Task to complete — Using the listing below, select the lines with the word "colors" and copy them.

* * * * * * * * *

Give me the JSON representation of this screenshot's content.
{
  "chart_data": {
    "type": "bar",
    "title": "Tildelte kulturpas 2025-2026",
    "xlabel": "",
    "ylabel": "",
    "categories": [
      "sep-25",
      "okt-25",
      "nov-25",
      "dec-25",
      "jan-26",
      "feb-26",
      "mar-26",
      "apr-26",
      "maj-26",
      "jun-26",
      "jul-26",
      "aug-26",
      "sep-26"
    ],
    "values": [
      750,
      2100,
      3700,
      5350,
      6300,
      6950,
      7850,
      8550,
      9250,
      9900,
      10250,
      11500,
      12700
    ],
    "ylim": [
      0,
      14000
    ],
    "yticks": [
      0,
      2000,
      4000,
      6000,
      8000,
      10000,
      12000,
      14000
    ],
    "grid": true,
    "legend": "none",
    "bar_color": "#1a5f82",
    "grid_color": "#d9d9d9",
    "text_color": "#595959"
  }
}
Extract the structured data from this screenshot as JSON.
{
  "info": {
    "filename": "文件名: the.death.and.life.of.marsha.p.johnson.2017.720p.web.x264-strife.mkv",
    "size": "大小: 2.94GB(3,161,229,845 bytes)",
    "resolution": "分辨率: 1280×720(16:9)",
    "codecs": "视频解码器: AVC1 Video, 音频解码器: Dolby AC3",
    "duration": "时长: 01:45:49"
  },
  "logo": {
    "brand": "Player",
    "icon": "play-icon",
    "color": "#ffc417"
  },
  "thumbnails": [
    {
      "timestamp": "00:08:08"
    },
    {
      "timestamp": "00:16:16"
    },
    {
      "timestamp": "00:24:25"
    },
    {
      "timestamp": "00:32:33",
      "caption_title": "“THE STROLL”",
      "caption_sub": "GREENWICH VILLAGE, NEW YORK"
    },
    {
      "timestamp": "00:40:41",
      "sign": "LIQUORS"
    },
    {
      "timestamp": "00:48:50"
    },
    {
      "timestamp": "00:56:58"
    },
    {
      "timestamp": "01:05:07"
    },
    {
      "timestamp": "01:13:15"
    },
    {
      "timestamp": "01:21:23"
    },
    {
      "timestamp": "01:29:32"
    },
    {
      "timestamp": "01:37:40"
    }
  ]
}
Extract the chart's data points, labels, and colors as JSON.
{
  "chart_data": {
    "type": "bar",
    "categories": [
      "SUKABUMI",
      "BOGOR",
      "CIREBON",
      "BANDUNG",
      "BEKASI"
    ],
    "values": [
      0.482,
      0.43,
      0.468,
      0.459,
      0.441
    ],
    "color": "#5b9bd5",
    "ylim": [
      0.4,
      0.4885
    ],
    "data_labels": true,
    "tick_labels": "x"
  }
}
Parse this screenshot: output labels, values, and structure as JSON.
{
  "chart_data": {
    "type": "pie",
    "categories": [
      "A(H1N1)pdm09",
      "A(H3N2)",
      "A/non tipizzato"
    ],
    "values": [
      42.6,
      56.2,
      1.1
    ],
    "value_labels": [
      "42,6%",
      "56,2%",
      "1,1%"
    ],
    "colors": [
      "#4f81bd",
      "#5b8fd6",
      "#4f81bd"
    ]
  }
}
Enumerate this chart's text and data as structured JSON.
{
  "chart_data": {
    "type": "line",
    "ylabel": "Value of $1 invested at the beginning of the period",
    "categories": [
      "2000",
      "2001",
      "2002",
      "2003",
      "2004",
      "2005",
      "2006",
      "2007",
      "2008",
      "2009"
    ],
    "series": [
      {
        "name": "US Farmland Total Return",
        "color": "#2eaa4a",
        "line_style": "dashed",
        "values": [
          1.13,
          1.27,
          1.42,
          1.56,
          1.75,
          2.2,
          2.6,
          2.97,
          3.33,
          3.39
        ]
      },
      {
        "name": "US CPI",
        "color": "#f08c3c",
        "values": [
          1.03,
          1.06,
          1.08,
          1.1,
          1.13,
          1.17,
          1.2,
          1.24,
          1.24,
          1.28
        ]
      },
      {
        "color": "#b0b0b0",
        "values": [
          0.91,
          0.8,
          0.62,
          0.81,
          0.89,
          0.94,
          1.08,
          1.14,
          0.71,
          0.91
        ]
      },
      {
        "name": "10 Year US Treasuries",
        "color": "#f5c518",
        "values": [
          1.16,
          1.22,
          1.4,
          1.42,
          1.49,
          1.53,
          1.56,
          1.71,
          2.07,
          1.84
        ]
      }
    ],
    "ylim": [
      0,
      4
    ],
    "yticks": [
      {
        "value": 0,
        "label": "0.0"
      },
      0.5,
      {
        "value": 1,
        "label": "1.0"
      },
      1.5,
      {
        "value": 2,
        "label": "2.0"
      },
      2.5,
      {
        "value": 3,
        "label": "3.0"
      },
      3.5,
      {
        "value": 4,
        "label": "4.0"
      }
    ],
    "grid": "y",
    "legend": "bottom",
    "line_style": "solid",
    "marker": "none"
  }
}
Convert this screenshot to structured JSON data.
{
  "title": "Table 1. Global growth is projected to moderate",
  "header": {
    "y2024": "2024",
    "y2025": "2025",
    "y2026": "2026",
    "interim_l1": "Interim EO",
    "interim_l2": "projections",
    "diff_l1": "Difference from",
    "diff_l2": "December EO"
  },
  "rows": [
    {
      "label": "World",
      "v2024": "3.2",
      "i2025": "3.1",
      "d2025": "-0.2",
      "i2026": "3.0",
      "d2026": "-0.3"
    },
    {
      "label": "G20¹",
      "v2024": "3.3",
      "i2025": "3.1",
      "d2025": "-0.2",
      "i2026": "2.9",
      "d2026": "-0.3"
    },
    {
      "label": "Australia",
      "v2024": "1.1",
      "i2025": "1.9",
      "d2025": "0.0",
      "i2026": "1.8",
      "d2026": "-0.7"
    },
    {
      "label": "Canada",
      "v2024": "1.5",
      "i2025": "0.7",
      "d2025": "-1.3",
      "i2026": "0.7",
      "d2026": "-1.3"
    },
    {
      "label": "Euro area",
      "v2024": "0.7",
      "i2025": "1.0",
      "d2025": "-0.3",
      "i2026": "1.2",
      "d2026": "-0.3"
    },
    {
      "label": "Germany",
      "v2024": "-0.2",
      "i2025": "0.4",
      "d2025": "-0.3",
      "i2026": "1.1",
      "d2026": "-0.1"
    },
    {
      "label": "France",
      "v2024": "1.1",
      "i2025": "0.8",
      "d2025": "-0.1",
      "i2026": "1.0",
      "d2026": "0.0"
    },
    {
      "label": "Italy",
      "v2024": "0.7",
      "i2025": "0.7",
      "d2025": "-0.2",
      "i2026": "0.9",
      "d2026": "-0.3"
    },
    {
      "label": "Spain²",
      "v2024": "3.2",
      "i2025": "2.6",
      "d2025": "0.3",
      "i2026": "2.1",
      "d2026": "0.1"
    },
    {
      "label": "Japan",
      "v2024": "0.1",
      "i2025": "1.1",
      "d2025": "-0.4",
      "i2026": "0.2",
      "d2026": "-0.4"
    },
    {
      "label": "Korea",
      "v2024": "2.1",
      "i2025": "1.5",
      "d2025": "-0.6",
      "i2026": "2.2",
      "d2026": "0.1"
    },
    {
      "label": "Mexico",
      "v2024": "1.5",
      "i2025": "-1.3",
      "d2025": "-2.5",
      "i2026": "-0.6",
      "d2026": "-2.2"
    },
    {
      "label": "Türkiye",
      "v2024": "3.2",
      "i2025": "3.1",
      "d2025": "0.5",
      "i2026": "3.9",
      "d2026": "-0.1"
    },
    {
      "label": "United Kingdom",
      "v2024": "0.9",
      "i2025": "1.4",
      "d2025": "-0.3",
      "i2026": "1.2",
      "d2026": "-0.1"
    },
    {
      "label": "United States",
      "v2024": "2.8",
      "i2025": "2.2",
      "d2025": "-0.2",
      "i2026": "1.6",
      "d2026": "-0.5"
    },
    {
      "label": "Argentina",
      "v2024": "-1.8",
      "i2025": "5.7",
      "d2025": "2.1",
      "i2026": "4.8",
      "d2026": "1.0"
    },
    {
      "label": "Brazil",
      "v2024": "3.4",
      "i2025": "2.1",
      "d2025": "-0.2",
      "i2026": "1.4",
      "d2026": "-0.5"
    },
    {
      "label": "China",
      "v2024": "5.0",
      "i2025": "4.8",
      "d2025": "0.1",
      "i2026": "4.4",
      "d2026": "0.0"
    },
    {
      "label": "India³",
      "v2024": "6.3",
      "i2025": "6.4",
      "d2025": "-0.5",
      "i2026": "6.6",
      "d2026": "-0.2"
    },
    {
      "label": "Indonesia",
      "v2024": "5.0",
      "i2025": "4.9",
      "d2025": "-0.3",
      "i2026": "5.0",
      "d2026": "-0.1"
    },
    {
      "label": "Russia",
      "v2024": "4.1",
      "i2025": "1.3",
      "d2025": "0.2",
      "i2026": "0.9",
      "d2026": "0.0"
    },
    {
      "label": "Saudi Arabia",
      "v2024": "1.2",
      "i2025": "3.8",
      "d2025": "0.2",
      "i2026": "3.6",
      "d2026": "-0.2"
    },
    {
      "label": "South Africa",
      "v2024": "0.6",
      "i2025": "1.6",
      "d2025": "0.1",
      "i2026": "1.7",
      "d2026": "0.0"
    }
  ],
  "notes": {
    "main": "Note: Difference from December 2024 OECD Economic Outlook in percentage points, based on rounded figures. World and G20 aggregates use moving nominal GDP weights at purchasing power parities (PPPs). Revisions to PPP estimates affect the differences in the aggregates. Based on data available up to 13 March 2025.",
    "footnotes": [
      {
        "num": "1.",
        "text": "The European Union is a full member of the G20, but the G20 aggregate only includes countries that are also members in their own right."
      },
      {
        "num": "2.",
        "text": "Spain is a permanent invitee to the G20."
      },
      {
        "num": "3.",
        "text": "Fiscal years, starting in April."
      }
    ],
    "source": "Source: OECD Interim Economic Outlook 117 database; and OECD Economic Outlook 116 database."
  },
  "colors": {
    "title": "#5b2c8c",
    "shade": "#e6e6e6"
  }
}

* * * * * * * * *

Output —
Extract the chart's data points, labels, and colors as JSON.
    "colors": [
  "colors": {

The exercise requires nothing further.